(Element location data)
=====
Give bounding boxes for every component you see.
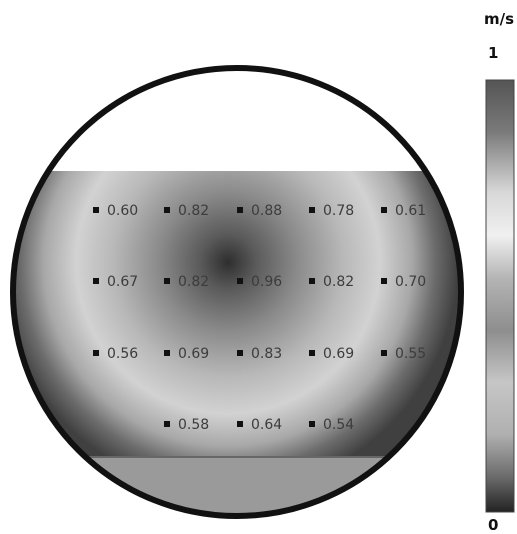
- measurement-point-marker: [93, 350, 99, 356]
- measurement-point-label: 0.56: [107, 346, 138, 362]
- measurement-points: 0.60 0.82 0.88 0.78 0.61 0.67 0.82 0.96 0.82 0.70…: [93, 203, 426, 433]
- measurement-point-label: 0.55: [395, 346, 426, 362]
- measurement-point-label: 0.69: [178, 346, 209, 362]
- colorbar-max-label: 1: [488, 44, 498, 62]
- measurement-point-label: 0.83: [251, 346, 282, 362]
- measurement-point-label: 0.88: [251, 203, 282, 219]
- measurement-point-label: 0.96: [251, 274, 282, 290]
- measurement-point-label: 0.58: [178, 417, 209, 433]
- sediment-band: [13, 456, 461, 516]
- measurement-point-marker: [237, 207, 243, 213]
- measurement-point-label: 0.69: [323, 346, 354, 362]
- measurement-point-marker: [164, 421, 170, 427]
- measurement-point-marker: [164, 207, 170, 213]
- colorbar: m/s 1 0: [484, 10, 515, 534]
- measurement-point-marker: [237, 278, 243, 284]
- measurement-point-marker: [381, 207, 387, 213]
- measurement-point-label: 0.82: [178, 274, 209, 290]
- measurement-point-marker: [237, 350, 243, 356]
- measurement-point-marker: [309, 421, 315, 427]
- pipe-outline: [10, 65, 464, 519]
- measurement-point-marker: [164, 278, 170, 284]
- measurement-point-marker: [93, 278, 99, 284]
- measurement-point-marker: [237, 421, 243, 427]
- measurement-point-label: 0.61: [395, 203, 426, 219]
- measurement-point-marker: [164, 350, 170, 356]
- measurement-point-marker: [381, 278, 387, 284]
- measurement-point-label: 0.82: [323, 274, 354, 290]
- colorbar-min-label: 0: [488, 516, 498, 534]
- colorbar-unit: m/s: [484, 10, 514, 28]
- measurement-point-label: 0.82: [178, 203, 209, 219]
- measurement-point-label: 0.70: [395, 274, 426, 290]
- measurement-point-label: 0.64: [251, 417, 282, 433]
- measurement-point-label: 0.67: [107, 274, 138, 290]
- measurement-point-marker: [309, 278, 315, 284]
- colorbar-scale: [485, 79, 515, 513]
- measurement-point-label: 0.54: [323, 417, 354, 433]
- measurement-point-marker: [93, 207, 99, 213]
- measurement-point-marker: [309, 207, 315, 213]
- measurement-point-marker: [309, 350, 315, 356]
- measurement-point-label: 0.60: [107, 203, 138, 219]
- measurement-point-marker: [381, 350, 387, 356]
- measurement-point-label: 0.78: [323, 203, 354, 219]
=====
## Challenge
Reproduce the listing from the line with "- measurement-point-marker: [93, 350, 99, 356]" up to and including the line with "- colorbar-max-label: 1: [488, 44, 498, 62]", substituting "value-label" for every "measurement-point-label" and keeping everything else unchanged.

## Final answer
- measurement-point-marker: [93, 350, 99, 356]
- value-label: 0.56: [107, 346, 138, 362]
- measurement-points: 0.60 0.82 0.88 0.78 0.61 0.67 0.82 0.96 0.82 0.70…: [93, 203, 426, 433]
- value-label: 0.55: [395, 346, 426, 362]
- value-label: 0.69: [178, 346, 209, 362]
- colorbar-max-label: 1: [488, 44, 498, 62]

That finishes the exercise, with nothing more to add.